What to do: Omit every image, and transcribe the remaining entries exactly as given.
======
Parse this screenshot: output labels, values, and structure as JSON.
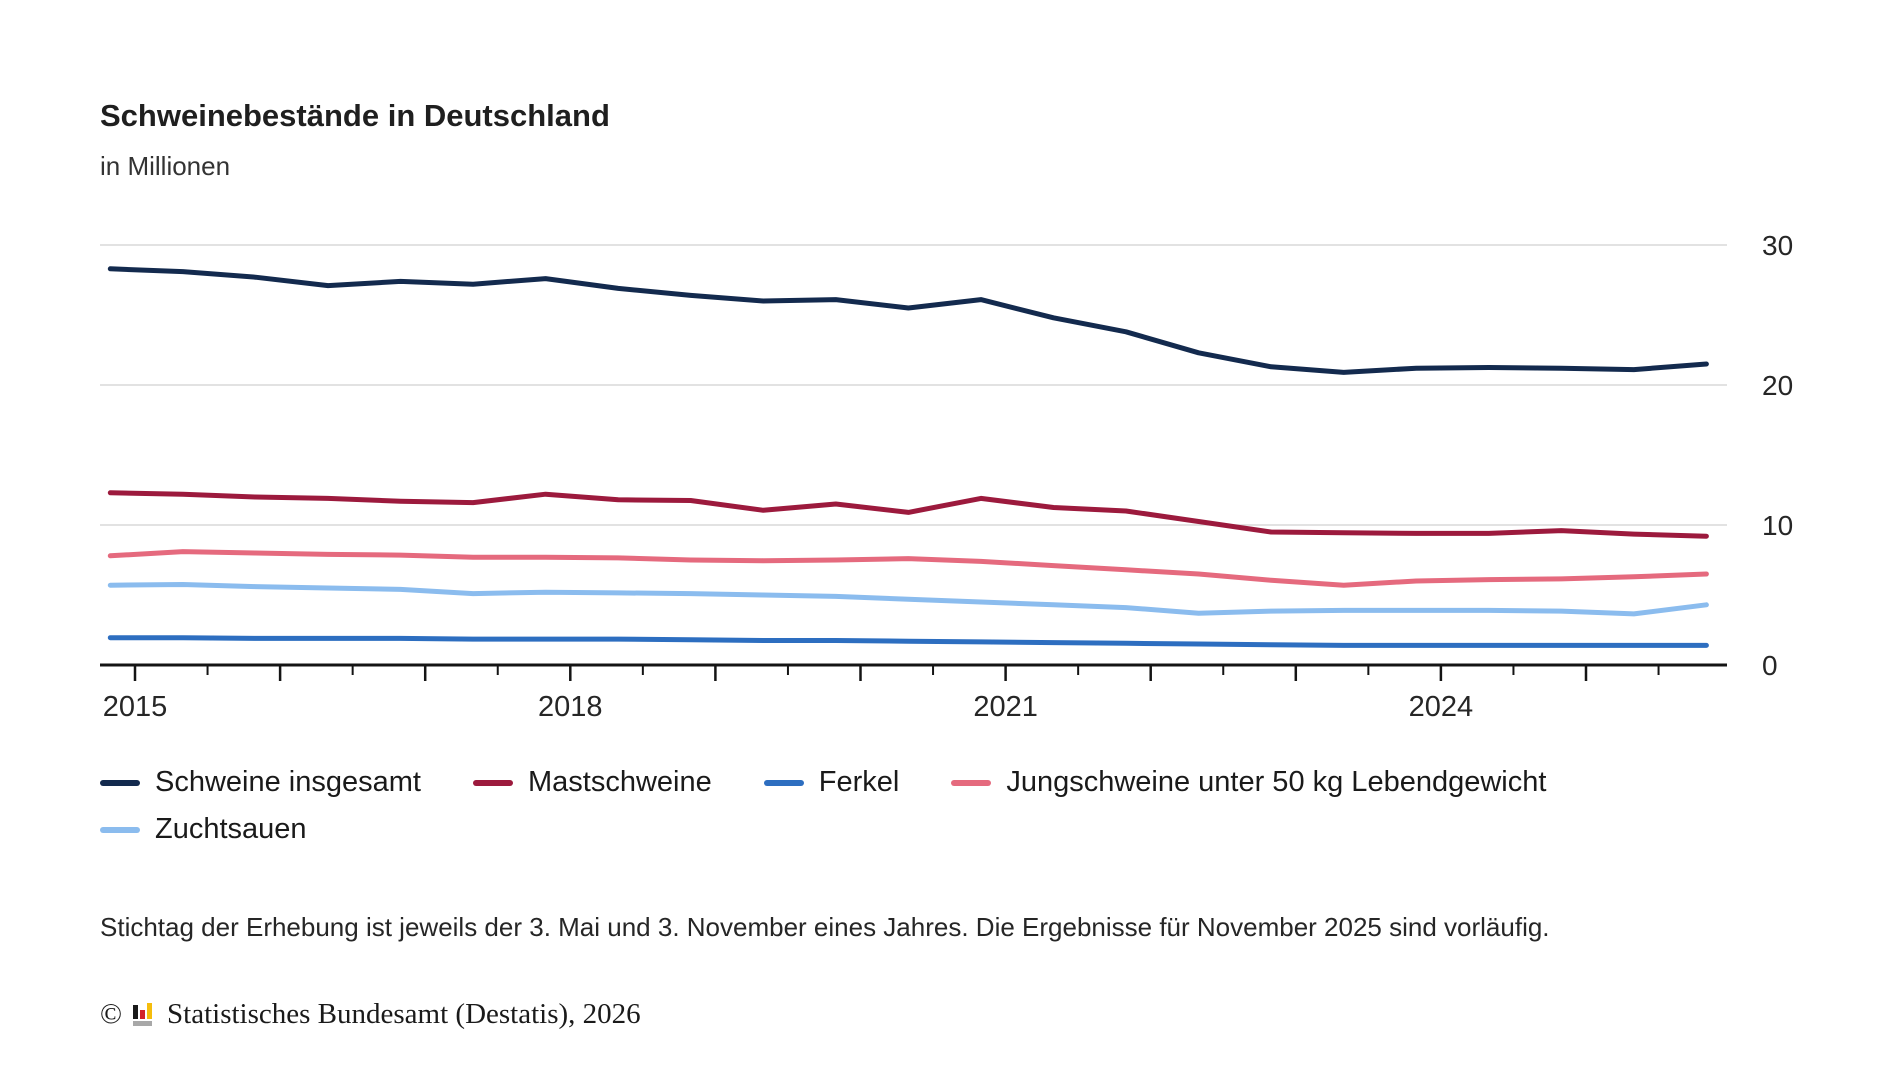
{
  "header": {
    "title": "Schweinebestände in Deutschland",
    "subtitle": "in Millionen"
  },
  "chart_data": {
    "type": "line",
    "title": "Schweinebestände in Deutschland",
    "unit_label": "in Millionen",
    "x_labels": [
      "Nov 2014",
      "Mai 2015",
      "Nov 2015",
      "Mai 2016",
      "Nov 2016",
      "Mai 2017",
      "Nov 2017",
      "Mai 2018",
      "Nov 2018",
      "Mai 2019",
      "Nov 2019",
      "Mai 2020",
      "Nov 2020",
      "Mai 2021",
      "Nov 2021",
      "Mai 2022",
      "Nov 2022",
      "Mai 2023",
      "Nov 2023",
      "Mai 2024",
      "Nov 2024",
      "Mai 2025",
      "Nov 2025"
    ],
    "x_values": [
      2014.83,
      2015.33,
      2015.83,
      2016.33,
      2016.83,
      2017.33,
      2017.83,
      2018.33,
      2018.83,
      2019.33,
      2019.83,
      2020.33,
      2020.83,
      2021.33,
      2021.83,
      2022.33,
      2022.83,
      2023.33,
      2023.83,
      2024.33,
      2024.83,
      2025.33,
      2025.83
    ],
    "series": [
      {
        "name": "Schweine insgesamt",
        "color": "#132a4e",
        "values": [
          28.3,
          28.1,
          27.7,
          27.1,
          27.4,
          27.2,
          27.6,
          26.9,
          26.4,
          26.0,
          26.1,
          25.5,
          26.1,
          24.8,
          23.8,
          22.3,
          21.3,
          20.9,
          21.2,
          21.25,
          21.2,
          21.1,
          21.5
        ]
      },
      {
        "name": "Mastschweine",
        "color": "#9c1a3d",
        "values": [
          12.3,
          12.2,
          12.0,
          11.9,
          11.7,
          11.6,
          12.2,
          11.8,
          11.75,
          11.05,
          11.5,
          10.9,
          11.9,
          11.25,
          11.0,
          10.25,
          9.5,
          9.45,
          9.4,
          9.4,
          9.6,
          9.35,
          9.2
        ]
      },
      {
        "name": "Ferkel",
        "color": "#2d6ec0",
        "values": [
          1.95,
          1.95,
          1.9,
          1.9,
          1.9,
          1.85,
          1.85,
          1.85,
          1.8,
          1.75,
          1.75,
          1.7,
          1.65,
          1.6,
          1.55,
          1.5,
          1.45,
          1.4,
          1.4,
          1.4,
          1.4,
          1.4,
          1.4
        ]
      },
      {
        "name": "Jungschweine unter 50 kg Lebendgewicht",
        "color": "#e56a7e",
        "values": [
          7.8,
          8.1,
          8.0,
          7.9,
          7.85,
          7.7,
          7.7,
          7.65,
          7.5,
          7.45,
          7.5,
          7.6,
          7.4,
          7.1,
          6.8,
          6.5,
          6.05,
          5.7,
          6.0,
          6.1,
          6.15,
          6.3,
          6.5
        ]
      },
      {
        "name": "Zuchtsauen",
        "color": "#8bbcee",
        "values": [
          5.7,
          5.75,
          5.6,
          5.5,
          5.4,
          5.1,
          5.2,
          5.15,
          5.1,
          5.0,
          4.9,
          4.7,
          4.5,
          4.3,
          4.1,
          3.7,
          3.85,
          3.9,
          3.9,
          3.9,
          3.85,
          3.65,
          4.3
        ]
      }
    ],
    "ylim": [
      0,
      30
    ],
    "y_ticks": [
      0,
      10,
      20,
      30
    ],
    "x_tick_labels": [
      2015,
      2018,
      2021,
      2024
    ],
    "x_major_ticks": [
      2015,
      2016,
      2017,
      2018,
      2019,
      2020,
      2021,
      2022,
      2023,
      2024,
      2025
    ],
    "x_minor_ticks": [
      2015.5,
      2016.5,
      2017.5,
      2018.5,
      2019.5,
      2020.5,
      2021.5,
      2022.5,
      2023.5,
      2024.5,
      2025.5
    ],
    "grid": "horizontal-only",
    "legend_position": "bottom",
    "colors": {
      "gridline": "#d8d8d8",
      "axis": "#141414",
      "tick_label": "#262626"
    }
  },
  "legend": {
    "rows": [
      [
        0,
        1,
        2,
        3
      ],
      [
        4
      ]
    ]
  },
  "footnote": {
    "text": "Stichtag der Erhebung ist jeweils der 3. Mai und 3. November eines Jahres. Die Ergebnisse für November 2025 sind vorläufig."
  },
  "source": {
    "copyright": "©",
    "text": "Statistisches Bundesamt (Destatis), 2026",
    "logo": "destatis-bars-logo",
    "logo_colors": {
      "black": "#1a1a1a",
      "red": "#d2232a",
      "gold": "#f5bd0c",
      "grey": "#a8a8a8"
    }
  }
}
======
Output for this task:
Parse this screenshot: output labels, values, and structure as JSON.
{
  "header": {
    "title": "Schweinebestände in Deutschland",
    "subtitle": "in Millionen"
  },
  "chart_data": {
    "type": "line",
    "title": "Schweinebestände in Deutschland",
    "unit_label": "in Millionen",
    "x_labels": [
      "Nov 2014",
      "Mai 2015",
      "Nov 2015",
      "Mai 2016",
      "Nov 2016",
      "Mai 2017",
      "Nov 2017",
      "Mai 2018",
      "Nov 2018",
      "Mai 2019",
      "Nov 2019",
      "Mai 2020",
      "Nov 2020",
      "Mai 2021",
      "Nov 2021",
      "Mai 2022",
      "Nov 2022",
      "Mai 2023",
      "Nov 2023",
      "Mai 2024",
      "Nov 2024",
      "Mai 2025",
      "Nov 2025"
    ],
    "x_values": [
      2014.83,
      2015.33,
      2015.83,
      2016.33,
      2016.83,
      2017.33,
      2017.83,
      2018.33,
      2018.83,
      2019.33,
      2019.83,
      2020.33,
      2020.83,
      2021.33,
      2021.83,
      2022.33,
      2022.83,
      2023.33,
      2023.83,
      2024.33,
      2024.83,
      2025.33,
      2025.83
    ],
    "series": [
      {
        "name": "Schweine insgesamt",
        "color": "#132a4e",
        "values": [
          28.3,
          28.1,
          27.7,
          27.1,
          27.4,
          27.2,
          27.6,
          26.9,
          26.4,
          26.0,
          26.1,
          25.5,
          26.1,
          24.8,
          23.8,
          22.3,
          21.3,
          20.9,
          21.2,
          21.25,
          21.2,
          21.1,
          21.5
        ]
      },
      {
        "name": "Mastschweine",
        "color": "#9c1a3d",
        "values": [
          12.3,
          12.2,
          12.0,
          11.9,
          11.7,
          11.6,
          12.2,
          11.8,
          11.75,
          11.05,
          11.5,
          10.9,
          11.9,
          11.25,
          11.0,
          10.25,
          9.5,
          9.45,
          9.4,
          9.4,
          9.6,
          9.35,
          9.2
        ]
      },
      {
        "name": "Ferkel",
        "color": "#2d6ec0",
        "values": [
          1.95,
          1.95,
          1.9,
          1.9,
          1.9,
          1.85,
          1.85,
          1.85,
          1.8,
          1.75,
          1.75,
          1.7,
          1.65,
          1.6,
          1.55,
          1.5,
          1.45,
          1.4,
          1.4,
          1.4,
          1.4,
          1.4,
          1.4
        ]
      },
      {
        "name": "Jungschweine unter 50 kg Lebendgewicht",
        "color": "#e56a7e",
        "values": [
          7.8,
          8.1,
          8.0,
          7.9,
          7.85,
          7.7,
          7.7,
          7.65,
          7.5,
          7.45,
          7.5,
          7.6,
          7.4,
          7.1,
          6.8,
          6.5,
          6.05,
          5.7,
          6.0,
          6.1,
          6.15,
          6.3,
          6.5
        ]
      },
      {
        "name": "Zuchtsauen",
        "color": "#8bbcee",
        "values": [
          5.7,
          5.75,
          5.6,
          5.5,
          5.4,
          5.1,
          5.2,
          5.15,
          5.1,
          5.0,
          4.9,
          4.7,
          4.5,
          4.3,
          4.1,
          3.7,
          3.85,
          3.9,
          3.9,
          3.9,
          3.85,
          3.65,
          4.3
        ]
      }
    ],
    "ylim": [
      0,
      30
    ],
    "y_ticks": [
      0,
      10,
      20,
      30
    ],
    "x_tick_labels": [
      2015,
      2018,
      2021,
      2024
    ],
    "x_major_ticks": [
      2015,
      2016,
      2017,
      2018,
      2019,
      2020,
      2021,
      2022,
      2023,
      2024,
      2025
    ],
    "x_minor_ticks": [
      2015.5,
      2016.5,
      2017.5,
      2018.5,
      2019.5,
      2020.5,
      2021.5,
      2022.5,
      2023.5,
      2024.5,
      2025.5
    ],
    "grid": "horizontal-only",
    "legend_position": "bottom",
    "colors": {
      "gridline": "#d8d8d8",
      "axis": "#141414",
      "tick_label": "#262626"
    }
  },
  "legend": {
    "rows": [
      [
        0,
        1,
        2,
        3
      ],
      [
        4
      ]
    ]
  },
  "footnote": {
    "text": "Stichtag der Erhebung ist jeweils der 3. Mai und 3. November eines Jahres. Die Ergebnisse für November 2025 sind vorläufig."
  },
  "source": {
    "copyright": "©",
    "text": "Statistisches Bundesamt (Destatis), 2026",
    "logo": "destatis-bars-logo",
    "logo_colors": {
      "black": "#1a1a1a",
      "red": "#d2232a",
      "gold": "#f5bd0c",
      "grey": "#a8a8a8"
    }
  }
}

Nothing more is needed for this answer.